In the data below, locate each line with the word "RwPretec" and list it.

-- start Provided entries --

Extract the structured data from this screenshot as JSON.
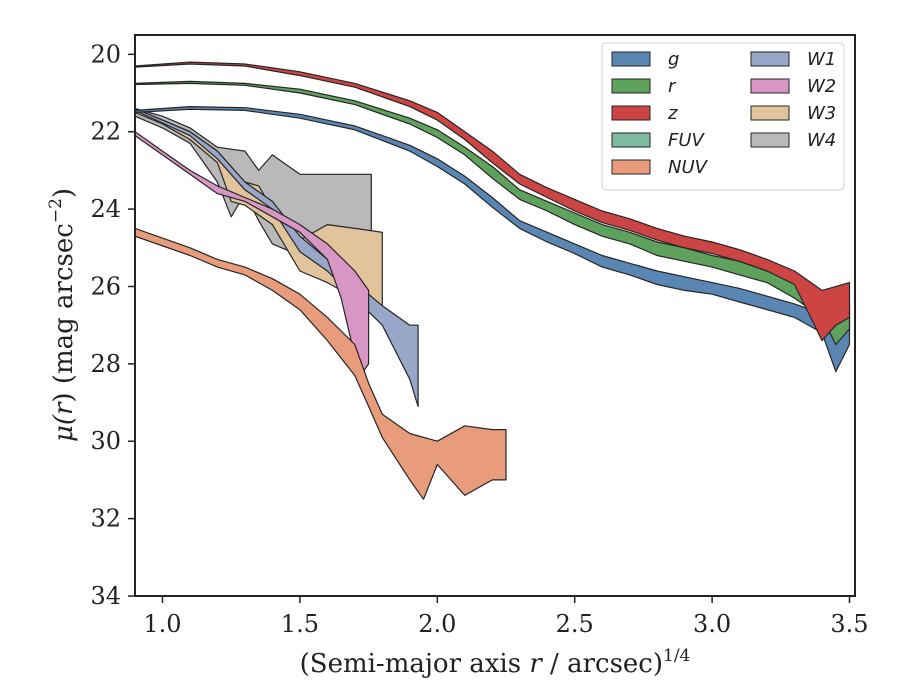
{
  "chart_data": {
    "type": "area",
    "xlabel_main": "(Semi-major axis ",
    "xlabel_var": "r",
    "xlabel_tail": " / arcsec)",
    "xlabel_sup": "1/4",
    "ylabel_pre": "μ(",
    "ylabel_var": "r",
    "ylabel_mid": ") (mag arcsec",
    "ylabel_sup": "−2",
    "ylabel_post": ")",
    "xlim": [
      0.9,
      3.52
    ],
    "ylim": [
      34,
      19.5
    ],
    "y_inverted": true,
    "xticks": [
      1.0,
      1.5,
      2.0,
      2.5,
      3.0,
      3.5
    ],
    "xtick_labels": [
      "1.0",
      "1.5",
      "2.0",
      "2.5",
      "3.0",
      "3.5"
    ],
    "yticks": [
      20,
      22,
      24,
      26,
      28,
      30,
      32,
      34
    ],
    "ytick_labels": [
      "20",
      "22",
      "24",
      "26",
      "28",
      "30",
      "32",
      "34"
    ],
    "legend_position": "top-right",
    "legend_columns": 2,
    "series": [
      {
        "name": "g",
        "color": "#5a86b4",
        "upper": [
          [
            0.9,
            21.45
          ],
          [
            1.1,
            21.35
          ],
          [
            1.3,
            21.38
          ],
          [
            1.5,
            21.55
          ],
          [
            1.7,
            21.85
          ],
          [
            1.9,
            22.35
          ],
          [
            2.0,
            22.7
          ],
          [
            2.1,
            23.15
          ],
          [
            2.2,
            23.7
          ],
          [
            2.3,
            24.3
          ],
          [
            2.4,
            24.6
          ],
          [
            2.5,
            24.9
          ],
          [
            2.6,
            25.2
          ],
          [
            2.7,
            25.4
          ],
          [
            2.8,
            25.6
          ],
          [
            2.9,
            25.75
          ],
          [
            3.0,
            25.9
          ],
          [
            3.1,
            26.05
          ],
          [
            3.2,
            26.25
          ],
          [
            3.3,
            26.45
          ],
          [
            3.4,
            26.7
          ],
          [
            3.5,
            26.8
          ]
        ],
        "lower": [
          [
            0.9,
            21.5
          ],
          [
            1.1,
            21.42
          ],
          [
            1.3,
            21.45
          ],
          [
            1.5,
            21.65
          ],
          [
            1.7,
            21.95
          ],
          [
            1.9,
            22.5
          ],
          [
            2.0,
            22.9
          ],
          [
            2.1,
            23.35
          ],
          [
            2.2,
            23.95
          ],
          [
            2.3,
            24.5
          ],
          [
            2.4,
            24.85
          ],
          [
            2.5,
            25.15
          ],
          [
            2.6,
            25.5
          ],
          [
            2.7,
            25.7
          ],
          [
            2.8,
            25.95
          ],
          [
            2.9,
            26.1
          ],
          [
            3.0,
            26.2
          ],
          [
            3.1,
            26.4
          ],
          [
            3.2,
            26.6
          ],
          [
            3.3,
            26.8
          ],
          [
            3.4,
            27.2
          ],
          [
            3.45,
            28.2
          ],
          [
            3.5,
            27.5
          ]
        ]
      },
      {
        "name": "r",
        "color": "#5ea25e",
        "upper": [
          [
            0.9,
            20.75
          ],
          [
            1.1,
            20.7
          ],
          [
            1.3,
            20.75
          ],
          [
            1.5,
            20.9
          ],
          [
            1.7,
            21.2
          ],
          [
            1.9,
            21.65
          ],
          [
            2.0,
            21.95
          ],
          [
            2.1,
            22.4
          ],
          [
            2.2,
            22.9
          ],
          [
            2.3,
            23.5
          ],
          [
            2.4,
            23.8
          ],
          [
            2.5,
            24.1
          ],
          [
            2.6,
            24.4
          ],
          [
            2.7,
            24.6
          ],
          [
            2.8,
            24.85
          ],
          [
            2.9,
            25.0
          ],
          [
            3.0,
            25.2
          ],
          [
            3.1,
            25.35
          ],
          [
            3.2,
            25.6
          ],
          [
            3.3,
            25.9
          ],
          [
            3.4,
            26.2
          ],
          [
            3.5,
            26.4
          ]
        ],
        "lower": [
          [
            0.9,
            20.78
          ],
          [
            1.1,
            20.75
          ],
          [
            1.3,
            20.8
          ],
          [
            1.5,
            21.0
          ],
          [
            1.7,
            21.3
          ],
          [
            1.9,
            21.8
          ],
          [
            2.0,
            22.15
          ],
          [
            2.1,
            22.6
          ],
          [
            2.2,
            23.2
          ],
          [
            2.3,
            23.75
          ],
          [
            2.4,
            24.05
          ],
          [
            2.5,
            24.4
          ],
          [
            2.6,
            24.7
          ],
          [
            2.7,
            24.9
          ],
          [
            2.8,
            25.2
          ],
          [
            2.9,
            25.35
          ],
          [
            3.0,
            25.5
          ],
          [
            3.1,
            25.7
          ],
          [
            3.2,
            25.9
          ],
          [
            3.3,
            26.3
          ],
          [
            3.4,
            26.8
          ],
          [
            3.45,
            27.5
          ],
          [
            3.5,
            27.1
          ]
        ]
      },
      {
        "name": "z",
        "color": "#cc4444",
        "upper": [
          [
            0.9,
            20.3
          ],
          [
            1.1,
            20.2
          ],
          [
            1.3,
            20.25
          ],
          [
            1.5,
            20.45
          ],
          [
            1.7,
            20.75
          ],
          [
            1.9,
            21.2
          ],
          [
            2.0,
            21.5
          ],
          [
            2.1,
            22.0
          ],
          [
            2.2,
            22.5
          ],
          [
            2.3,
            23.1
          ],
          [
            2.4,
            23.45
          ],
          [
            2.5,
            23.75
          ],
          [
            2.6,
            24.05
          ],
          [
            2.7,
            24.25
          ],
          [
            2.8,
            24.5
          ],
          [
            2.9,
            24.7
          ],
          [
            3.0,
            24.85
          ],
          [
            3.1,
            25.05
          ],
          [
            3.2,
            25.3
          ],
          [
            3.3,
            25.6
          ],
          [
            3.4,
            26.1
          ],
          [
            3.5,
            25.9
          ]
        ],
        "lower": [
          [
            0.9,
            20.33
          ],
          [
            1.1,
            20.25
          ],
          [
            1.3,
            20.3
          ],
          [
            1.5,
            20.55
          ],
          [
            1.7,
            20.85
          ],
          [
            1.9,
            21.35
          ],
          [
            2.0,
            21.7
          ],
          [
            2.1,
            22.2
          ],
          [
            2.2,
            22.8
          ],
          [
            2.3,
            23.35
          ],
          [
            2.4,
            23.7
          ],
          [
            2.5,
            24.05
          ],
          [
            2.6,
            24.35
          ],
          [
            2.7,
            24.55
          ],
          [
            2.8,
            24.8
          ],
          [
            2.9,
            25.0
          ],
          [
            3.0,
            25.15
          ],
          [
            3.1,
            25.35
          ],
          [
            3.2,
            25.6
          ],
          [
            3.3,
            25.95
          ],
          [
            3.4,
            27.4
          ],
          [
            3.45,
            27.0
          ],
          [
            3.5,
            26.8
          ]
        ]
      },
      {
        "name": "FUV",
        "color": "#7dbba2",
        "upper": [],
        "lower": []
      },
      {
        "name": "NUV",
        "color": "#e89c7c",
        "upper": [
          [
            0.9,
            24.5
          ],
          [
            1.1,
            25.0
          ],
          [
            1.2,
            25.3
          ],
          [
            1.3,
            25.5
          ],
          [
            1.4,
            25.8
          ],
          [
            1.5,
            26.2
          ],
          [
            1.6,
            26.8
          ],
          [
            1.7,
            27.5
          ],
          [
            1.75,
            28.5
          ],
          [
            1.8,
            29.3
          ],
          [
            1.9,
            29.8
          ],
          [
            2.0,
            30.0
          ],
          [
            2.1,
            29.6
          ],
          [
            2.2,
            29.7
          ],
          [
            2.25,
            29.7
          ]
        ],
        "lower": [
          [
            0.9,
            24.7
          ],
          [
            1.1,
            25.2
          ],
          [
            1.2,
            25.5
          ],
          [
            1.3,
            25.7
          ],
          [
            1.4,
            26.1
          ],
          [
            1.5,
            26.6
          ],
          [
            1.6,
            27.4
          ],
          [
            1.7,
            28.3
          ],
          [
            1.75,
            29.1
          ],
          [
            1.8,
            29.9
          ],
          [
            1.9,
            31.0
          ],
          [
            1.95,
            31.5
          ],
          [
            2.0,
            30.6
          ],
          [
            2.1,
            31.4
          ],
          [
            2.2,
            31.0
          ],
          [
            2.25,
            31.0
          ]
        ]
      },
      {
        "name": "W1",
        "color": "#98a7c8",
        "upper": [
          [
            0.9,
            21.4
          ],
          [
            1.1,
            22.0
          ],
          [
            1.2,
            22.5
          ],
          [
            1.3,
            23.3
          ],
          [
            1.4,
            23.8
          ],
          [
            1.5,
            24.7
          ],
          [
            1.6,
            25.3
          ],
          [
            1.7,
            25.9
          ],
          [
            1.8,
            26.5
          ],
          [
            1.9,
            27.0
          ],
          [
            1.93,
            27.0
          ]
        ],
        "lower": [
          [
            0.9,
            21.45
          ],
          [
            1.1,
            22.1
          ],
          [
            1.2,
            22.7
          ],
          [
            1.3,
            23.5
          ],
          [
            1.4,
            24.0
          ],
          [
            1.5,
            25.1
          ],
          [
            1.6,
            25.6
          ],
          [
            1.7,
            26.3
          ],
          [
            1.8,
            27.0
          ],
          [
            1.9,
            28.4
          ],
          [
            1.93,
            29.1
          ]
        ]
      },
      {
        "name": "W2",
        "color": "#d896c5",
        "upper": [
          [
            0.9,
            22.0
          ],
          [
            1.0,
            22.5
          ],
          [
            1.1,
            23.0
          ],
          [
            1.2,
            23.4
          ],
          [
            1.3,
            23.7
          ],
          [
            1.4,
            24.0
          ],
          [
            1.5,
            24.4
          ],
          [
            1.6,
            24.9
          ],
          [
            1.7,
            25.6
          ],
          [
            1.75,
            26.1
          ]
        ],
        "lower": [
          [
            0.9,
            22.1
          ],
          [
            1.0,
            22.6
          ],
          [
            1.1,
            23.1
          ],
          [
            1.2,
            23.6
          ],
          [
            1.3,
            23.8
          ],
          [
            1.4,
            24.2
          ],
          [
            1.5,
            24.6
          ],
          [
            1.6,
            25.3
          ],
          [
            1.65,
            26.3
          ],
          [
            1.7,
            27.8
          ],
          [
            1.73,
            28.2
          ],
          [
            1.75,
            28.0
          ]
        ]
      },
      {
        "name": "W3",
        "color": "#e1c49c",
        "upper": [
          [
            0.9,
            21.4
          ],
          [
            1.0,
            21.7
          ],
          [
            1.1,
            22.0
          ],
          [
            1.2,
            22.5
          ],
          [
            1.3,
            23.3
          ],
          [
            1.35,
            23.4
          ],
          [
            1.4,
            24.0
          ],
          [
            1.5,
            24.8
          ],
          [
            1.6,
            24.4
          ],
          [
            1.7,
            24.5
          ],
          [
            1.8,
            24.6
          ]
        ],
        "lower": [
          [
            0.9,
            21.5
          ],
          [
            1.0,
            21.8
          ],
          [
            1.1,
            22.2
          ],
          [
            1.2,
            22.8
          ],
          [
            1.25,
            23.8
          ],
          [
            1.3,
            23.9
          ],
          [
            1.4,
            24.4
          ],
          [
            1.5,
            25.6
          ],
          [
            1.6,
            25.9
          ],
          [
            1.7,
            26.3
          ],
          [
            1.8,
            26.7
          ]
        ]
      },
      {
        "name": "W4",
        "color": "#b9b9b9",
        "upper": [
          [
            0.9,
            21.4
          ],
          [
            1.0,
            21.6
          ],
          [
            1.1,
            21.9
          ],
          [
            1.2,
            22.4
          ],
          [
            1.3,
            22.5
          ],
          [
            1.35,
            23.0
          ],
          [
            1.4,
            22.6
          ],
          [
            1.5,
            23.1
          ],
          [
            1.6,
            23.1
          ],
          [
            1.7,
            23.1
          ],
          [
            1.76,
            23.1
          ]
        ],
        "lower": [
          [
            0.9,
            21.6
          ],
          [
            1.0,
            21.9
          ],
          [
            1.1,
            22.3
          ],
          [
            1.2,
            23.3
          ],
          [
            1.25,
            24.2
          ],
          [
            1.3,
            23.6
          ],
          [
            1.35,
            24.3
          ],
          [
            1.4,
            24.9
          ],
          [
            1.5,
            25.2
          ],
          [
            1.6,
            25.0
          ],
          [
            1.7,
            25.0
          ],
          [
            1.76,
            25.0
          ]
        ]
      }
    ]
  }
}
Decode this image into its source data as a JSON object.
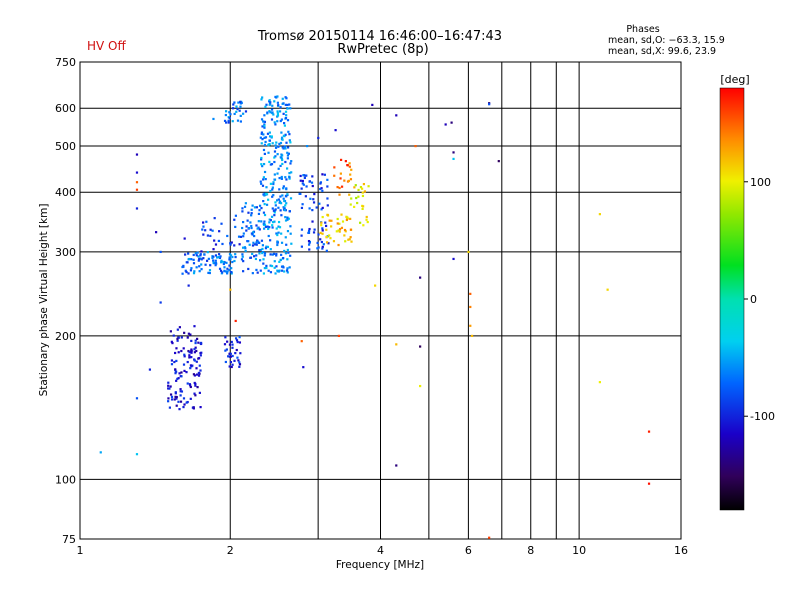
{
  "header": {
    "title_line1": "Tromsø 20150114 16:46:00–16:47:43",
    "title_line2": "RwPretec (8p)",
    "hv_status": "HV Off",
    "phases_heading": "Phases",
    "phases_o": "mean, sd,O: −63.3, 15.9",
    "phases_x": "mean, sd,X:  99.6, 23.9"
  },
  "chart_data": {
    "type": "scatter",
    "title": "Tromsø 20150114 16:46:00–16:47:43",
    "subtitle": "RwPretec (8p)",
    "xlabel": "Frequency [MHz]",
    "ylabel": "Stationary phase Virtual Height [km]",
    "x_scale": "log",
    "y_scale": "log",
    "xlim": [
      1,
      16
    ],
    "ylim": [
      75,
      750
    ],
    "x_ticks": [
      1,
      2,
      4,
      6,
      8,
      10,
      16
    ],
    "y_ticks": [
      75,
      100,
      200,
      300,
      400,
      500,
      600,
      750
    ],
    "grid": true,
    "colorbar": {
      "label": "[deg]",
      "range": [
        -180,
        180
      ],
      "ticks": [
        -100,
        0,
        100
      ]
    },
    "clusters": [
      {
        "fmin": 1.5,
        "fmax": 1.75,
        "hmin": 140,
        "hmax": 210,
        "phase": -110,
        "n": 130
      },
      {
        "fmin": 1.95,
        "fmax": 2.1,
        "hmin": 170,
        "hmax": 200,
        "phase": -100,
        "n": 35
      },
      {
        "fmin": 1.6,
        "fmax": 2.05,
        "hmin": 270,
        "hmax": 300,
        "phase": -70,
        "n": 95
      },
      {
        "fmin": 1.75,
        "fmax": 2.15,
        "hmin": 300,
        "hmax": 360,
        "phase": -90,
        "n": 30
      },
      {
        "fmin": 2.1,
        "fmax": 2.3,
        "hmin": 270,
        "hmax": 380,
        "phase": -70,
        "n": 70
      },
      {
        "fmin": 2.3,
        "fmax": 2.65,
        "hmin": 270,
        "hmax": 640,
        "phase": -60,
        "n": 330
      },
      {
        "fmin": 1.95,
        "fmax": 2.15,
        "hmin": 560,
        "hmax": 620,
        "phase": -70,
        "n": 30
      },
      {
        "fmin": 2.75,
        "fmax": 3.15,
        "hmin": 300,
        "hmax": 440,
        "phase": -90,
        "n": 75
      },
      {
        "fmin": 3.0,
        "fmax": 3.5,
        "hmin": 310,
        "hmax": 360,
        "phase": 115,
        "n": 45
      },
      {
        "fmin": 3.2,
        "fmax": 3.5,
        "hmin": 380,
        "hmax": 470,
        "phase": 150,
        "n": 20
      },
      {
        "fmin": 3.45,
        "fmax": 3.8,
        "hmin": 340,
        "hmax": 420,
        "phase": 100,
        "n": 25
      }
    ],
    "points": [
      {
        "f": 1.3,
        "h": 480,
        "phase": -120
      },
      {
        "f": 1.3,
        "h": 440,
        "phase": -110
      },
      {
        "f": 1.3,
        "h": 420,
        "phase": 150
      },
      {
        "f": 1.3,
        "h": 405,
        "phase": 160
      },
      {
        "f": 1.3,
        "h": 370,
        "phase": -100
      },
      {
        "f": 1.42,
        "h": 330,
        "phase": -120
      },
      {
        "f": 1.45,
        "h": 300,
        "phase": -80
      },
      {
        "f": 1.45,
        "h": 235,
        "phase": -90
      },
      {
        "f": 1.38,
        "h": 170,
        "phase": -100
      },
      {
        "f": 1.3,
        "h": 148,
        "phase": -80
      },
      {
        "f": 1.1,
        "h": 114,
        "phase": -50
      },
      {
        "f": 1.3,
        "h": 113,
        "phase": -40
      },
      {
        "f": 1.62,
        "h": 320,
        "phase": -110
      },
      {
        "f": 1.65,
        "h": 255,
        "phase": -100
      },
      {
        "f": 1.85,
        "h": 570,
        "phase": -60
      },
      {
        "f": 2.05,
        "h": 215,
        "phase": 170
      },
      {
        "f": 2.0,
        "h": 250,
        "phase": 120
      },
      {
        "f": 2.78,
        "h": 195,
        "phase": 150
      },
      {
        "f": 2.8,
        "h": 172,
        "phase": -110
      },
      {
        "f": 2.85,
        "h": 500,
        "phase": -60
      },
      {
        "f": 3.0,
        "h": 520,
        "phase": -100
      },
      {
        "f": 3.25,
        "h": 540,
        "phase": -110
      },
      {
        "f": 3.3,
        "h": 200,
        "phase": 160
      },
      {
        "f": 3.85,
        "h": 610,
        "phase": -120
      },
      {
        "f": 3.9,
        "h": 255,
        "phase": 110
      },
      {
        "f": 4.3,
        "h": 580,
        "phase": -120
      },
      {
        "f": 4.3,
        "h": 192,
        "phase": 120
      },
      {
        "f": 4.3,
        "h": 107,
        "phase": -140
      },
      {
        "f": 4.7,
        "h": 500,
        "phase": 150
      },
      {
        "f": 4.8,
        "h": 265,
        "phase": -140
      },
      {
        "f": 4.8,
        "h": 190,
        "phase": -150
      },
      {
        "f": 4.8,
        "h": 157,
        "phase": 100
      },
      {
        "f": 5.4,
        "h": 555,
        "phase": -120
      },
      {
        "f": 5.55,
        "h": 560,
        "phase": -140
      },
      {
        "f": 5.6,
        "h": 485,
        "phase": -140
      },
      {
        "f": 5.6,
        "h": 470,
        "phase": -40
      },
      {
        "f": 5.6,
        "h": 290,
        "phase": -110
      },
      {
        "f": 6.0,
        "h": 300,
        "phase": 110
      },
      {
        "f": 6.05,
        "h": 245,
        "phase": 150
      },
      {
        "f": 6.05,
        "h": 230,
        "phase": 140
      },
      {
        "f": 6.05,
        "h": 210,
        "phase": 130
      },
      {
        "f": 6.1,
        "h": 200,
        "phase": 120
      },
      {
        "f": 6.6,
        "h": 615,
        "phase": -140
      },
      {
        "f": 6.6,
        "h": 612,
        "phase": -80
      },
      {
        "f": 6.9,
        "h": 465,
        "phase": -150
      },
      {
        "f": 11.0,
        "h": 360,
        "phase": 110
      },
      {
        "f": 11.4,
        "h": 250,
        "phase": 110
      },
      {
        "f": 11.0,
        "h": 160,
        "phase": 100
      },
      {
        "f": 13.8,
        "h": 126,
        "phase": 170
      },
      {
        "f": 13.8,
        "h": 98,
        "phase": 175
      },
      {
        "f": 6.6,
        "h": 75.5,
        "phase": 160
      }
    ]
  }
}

-- end Provided entries --

Output of the task:
    "title_line2": "RwPretec (8p)",
    "subtitle": "RwPretec (8p)",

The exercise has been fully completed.